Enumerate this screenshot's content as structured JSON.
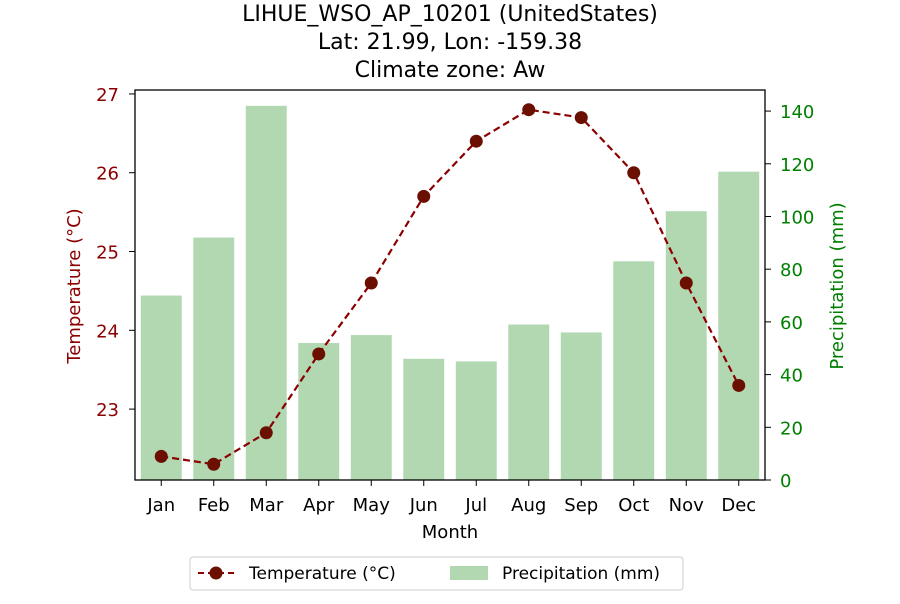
{
  "colors": {
    "temperature": "#8b0000",
    "temperature_marker": "#6b0f00",
    "precipitation": "#b2d8b2",
    "left_axis_text": "#8b0000",
    "right_axis_text": "#008000"
  },
  "chart_data": {
    "type": "bar",
    "title_lines": [
      "LIHUE_WSO_AP_10201 (UnitedStates)",
      "Lat: 21.99, Lon: -159.38",
      "Climate zone: Aw"
    ],
    "xlabel": "Month",
    "ylabel_left": "Temperature (°C)",
    "ylabel_right": "Precipitation (mm)",
    "categories": [
      "Jan",
      "Feb",
      "Mar",
      "Apr",
      "May",
      "Jun",
      "Jul",
      "Aug",
      "Sep",
      "Oct",
      "Nov",
      "Dec"
    ],
    "y_left_ticks": [
      "23",
      "24",
      "25",
      "26",
      "27"
    ],
    "y_right_ticks": [
      "0",
      "20",
      "40",
      "60",
      "80",
      "100",
      "120",
      "140"
    ],
    "ylim_left": [
      22.1,
      27.05
    ],
    "ylim_right": [
      0,
      148
    ],
    "legend_placement": "bottom-center",
    "series": [
      {
        "name": "Precipitation (mm)",
        "type": "bar",
        "axis": "right",
        "values": [
          70,
          92,
          142,
          52,
          55,
          46,
          45,
          59,
          56,
          83,
          102,
          117
        ]
      },
      {
        "name": "Temperature (°C)",
        "type": "line",
        "axis": "left",
        "style": "dashed",
        "values": [
          22.4,
          22.3,
          22.7,
          23.7,
          24.6,
          25.7,
          26.4,
          26.8,
          26.7,
          26.0,
          24.6,
          23.3
        ]
      }
    ]
  }
}
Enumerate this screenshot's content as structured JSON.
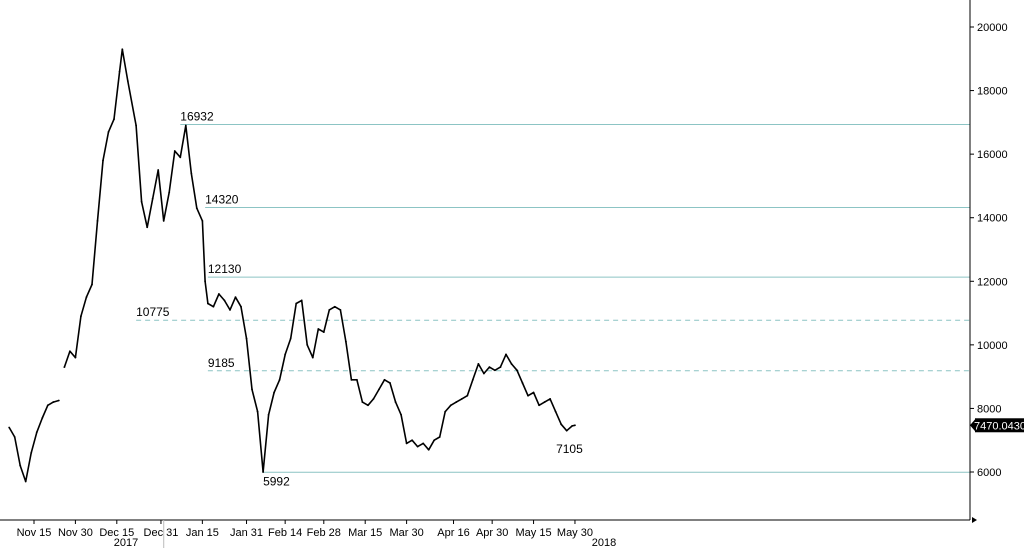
○ ○ ○
WRITTEN PROBLEM:
In the records above, how many lines include "name"? Give that number and nothing more.

TASK RESULT:
2